* **PASSAGE**

▼

Eugeniella is a genus of mostly leaf-dwelling (foliicolous) lichens in the family Pilocarpaceae. It contains 13 species. The genus was circumscribed in 2008 by lichenologists Robert Lücking, Emmanuël Sérusiaux, and Klaus Kalb, with Eugeniella psychotriae assigned as the type species. This lichen was originally called Patellaria psychotriae by Johannes Müller Argoviensis in 1881. The seven species that were initially included in the genus had previously been placed in the genera Bacidia (sensu lato) and Byssoloma. Several newly identified species from Australasia and Central and South America were later added. Most of the species grow on leaves, although four of the Australasian species grow on bark.

▲

* **DATA FOR ANALYSIS**
▼

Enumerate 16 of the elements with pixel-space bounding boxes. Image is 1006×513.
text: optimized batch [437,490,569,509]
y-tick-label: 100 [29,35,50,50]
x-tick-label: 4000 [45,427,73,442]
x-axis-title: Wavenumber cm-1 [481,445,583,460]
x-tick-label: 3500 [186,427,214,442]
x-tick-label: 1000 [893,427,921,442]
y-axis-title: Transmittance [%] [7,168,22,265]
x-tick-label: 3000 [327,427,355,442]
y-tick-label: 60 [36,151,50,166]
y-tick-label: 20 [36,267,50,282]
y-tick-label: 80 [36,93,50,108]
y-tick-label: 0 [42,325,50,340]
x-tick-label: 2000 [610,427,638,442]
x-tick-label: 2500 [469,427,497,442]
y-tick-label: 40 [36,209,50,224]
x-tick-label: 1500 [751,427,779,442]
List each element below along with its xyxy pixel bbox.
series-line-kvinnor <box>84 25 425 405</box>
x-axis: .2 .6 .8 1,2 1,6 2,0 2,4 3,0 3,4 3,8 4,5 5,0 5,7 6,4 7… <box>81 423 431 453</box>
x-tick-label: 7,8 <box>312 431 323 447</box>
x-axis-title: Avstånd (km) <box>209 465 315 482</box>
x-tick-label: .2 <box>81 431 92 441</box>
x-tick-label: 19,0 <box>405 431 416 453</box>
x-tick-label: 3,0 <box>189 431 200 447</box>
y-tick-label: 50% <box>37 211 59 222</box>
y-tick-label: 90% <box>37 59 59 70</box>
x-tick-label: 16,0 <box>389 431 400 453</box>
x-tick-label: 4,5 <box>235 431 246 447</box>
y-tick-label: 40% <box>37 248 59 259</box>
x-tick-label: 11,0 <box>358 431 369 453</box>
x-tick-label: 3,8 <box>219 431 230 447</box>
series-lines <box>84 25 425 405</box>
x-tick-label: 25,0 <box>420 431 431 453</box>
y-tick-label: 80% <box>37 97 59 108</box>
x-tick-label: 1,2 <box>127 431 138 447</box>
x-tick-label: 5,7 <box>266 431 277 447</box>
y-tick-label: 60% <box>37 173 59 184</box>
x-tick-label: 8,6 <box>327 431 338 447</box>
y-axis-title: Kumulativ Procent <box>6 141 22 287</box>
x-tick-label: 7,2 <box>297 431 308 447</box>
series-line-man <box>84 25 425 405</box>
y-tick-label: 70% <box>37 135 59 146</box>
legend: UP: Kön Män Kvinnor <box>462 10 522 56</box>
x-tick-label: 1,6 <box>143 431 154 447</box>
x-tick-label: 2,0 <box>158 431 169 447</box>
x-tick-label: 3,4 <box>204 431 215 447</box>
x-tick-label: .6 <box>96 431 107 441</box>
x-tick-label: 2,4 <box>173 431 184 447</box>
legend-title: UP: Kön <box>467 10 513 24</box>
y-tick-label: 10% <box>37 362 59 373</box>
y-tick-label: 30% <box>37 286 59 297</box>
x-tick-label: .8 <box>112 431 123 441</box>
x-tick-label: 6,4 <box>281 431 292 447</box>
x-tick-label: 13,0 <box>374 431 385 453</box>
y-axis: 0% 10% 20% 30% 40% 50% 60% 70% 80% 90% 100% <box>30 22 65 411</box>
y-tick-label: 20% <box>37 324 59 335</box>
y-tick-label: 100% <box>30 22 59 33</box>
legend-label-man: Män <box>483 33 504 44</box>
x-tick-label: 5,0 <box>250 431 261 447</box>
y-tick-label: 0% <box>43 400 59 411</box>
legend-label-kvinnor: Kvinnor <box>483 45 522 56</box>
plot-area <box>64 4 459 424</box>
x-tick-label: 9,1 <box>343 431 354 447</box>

▲

* **REQUIRED WORK**
a – In the Eugeniella text, what name was the type species originally given?
b – Reproduce the part of the Eugeniella text that opens with the words containing "Eugeniella is a" and closes with "grow on bark.".

* **ANSWERS IN ORDER**
a – Patellaria psychotriae

b –
Eugeniella is a genus of mostly leaf-dwelling (foliicolous) lichens in the family Pilocarpaceae. It contains 13 species. The genus was circumscribed in 2008 by lichenologists Robert Lücking, Emmanuël Sérusiaux, and Klaus Kalb, with Eugeniella psychotriae assigned as the type species. This lichen was originally called Patellaria psychotriae by Johannes Müller Argoviensis in 1881. The seven species that were initially included in the genus had previously been placed in the genera Bacidia (sensu lato) and Byssoloma. Several newly identified species from Australasia and Central and South America were later added. Most of the species grow on leaves, although four of the Australasian species grow on bark.